*INFORMATION SHOWN*
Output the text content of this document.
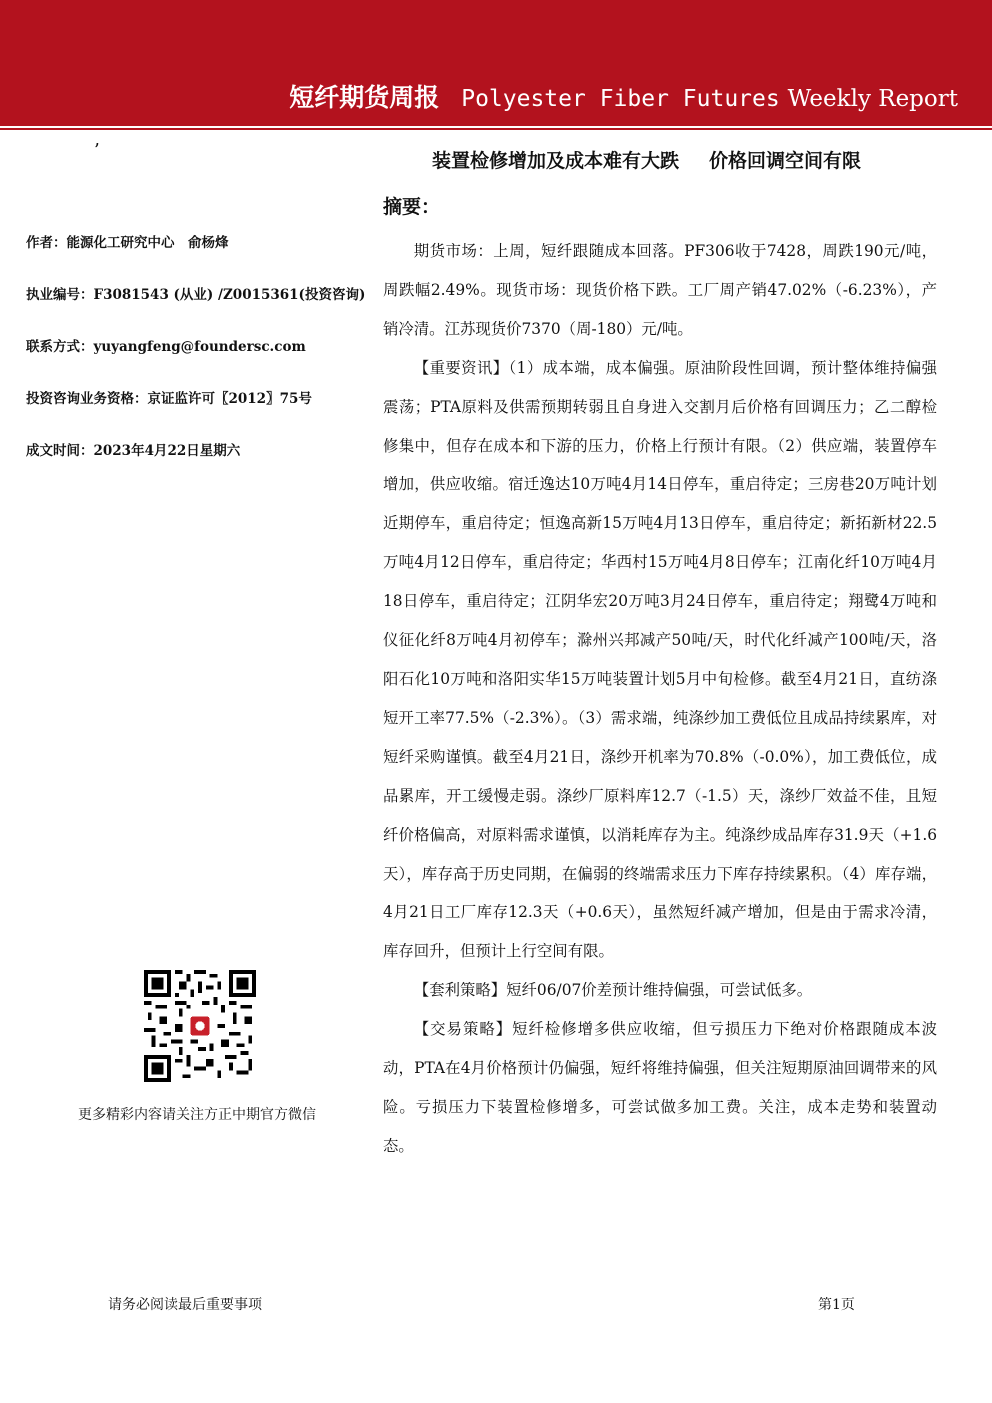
短纤期货周报 Polyester Fiber Futures Weekly Report
’	装置检修增加及成本难有大跌 价格回调空间有限
摘要：
作者：能源化工研究中心　俞杨烽
执业编号：F3081543 (从业) /Z0015361(投资咨询)
联系方式：yuyangfeng@foundersc.com
投资咨询业务资格：京证监许可〖2012〗75号
成文时间：2023年4月22日星期六
更多精彩内容请关注方正中期官方微信

期货市场：上周，短纤跟随成本回落。PF306收于7428，周跌190元/吨，周跌幅2.49%。现货市场：现货价格下跌。工厂周产销47.02%（-6.23%），产销冷清。江苏现货价7370（周-180）元/吨。

【重要资讯】（1）成本端，成本偏强。原油阶段性回调，预计整体维持偏强震荡；PTA原料及供需预期转弱且自身进入交割月后价格有回调压力；乙二醇检修集中，但存在成本和下游的压力，价格上行预计有限。（2）供应端，装置停车增加，供应收缩。宿迁逸达10万吨4月14日停车，重启待定；三房巷20万吨计划近期停车，重启待定；恒逸高新15万吨4月13日停车，重启待定；新拓新材22.5万吨4月12日停车，重启待定；华西村15万吨4月8日停车；江南化纤10万吨4月18日停车，重启待定；江阴华宏20万吨3月24日停车，重启待定；翔鹭4万吨和仪征化纤8万吨4月初停车；滁州兴邦减产50吨/天，时代化纤减产100吨/天，洛阳石化10万吨和洛阳实华15万吨装置计划5月中旬检修。截至4月21日，直纺涤短开工率77.5%（-2.3%）。（3）需求端，纯涤纱加工费低位且成品持续累库，对短纤采购谨慎。截至4月21日，涤纱开机率为70.8%（-0.0%），加工费低位，成品累库，开工缓慢走弱。涤纱厂原料库12.7（-1.5）天，涤纱厂效益不佳，且短纤价格偏高，对原料需求谨慎，以消耗库存为主。纯涤纱成品库存31.9天（+1.6天），库存高于历史同期，在偏弱的终端需求压力下库存持续累积。（4）库存端，4月21日工厂库存12.3天（+0.6天），虽然短纤减产增加，但是由于需求冷清，库存回升，但预计上行空间有限。

【套利策略】短纤06/07价差预计维持偏强，可尝试低多。

【交易策略】短纤检修增多供应收缩，但亏损压力下绝对价格跟随成本波动，PTA在4月价格预计仍偏强，短纤将维持偏强，但关注短期原油回调带来的风险。亏损压力下装置检修增多，可尝试做多加工费。关注，成本走势和装置动态。

请务必阅读最后重要事项	第1页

*TASK OBJECTIVE*
Restate the whole listing above exactly, except for its images.

*EXERCISE OUTPUT*
Output the text content of this document.
短纤期货周报 Polyester Fiber Futures Weekly Report
’	装置检修增加及成本难有大跌 价格回调空间有限
摘要：
作者：能源化工研究中心　俞杨烽
执业编号：F3081543 (从业) /Z0015361(投资咨询)
联系方式：yuyangfeng@foundersc.com
投资咨询业务资格：京证监许可〖2012〗75号
成文时间：2023年4月22日星期六
更多精彩内容请关注方正中期官方微信

期货市场：上周，短纤跟随成本回落。PF306收于7428，周跌190元/吨，周跌幅2.49%。现货市场：现货价格下跌。工厂周产销47.02%（-6.23%），产销冷清。江苏现货价7370（周-180）元/吨。

【重要资讯】（1）成本端，成本偏强。原油阶段性回调，预计整体维持偏强震荡；PTA原料及供需预期转弱且自身进入交割月后价格有回调压力；乙二醇检修集中，但存在成本和下游的压力，价格上行预计有限。（2）供应端，装置停车增加，供应收缩。宿迁逸达10万吨4月14日停车，重启待定；三房巷20万吨计划近期停车，重启待定；恒逸高新15万吨4月13日停车，重启待定；新拓新材22.5万吨4月12日停车，重启待定；华西村15万吨4月8日停车；江南化纤10万吨4月18日停车，重启待定；江阴华宏20万吨3月24日停车，重启待定；翔鹭4万吨和仪征化纤8万吨4月初停车；滁州兴邦减产50吨/天，时代化纤减产100吨/天，洛阳石化10万吨和洛阳实华15万吨装置计划5月中旬检修。截至4月21日，直纺涤短开工率77.5%（-2.3%）。（3）需求端，纯涤纱加工费低位且成品持续累库，对短纤采购谨慎。截至4月21日，涤纱开机率为70.8%（-0.0%），加工费低位，成品累库，开工缓慢走弱。涤纱厂原料库12.7（-1.5）天，涤纱厂效益不佳，且短纤价格偏高，对原料需求谨慎，以消耗库存为主。纯涤纱成品库存31.9天（+1.6天），库存高于历史同期，在偏弱的终端需求压力下库存持续累积。（4）库存端，4月21日工厂库存12.3天（+0.6天），虽然短纤减产增加，但是由于需求冷清，库存回升，但预计上行空间有限。

【套利策略】短纤06/07价差预计维持偏强，可尝试低多。

【交易策略】短纤检修增多供应收缩，但亏损压力下绝对价格跟随成本波动，PTA在4月价格预计仍偏强，短纤将维持偏强，但关注短期原油回调带来的风险。亏损压力下装置检修增多，可尝试做多加工费。关注，成本走势和装置动态。

请务必阅读最后重要事项	第1页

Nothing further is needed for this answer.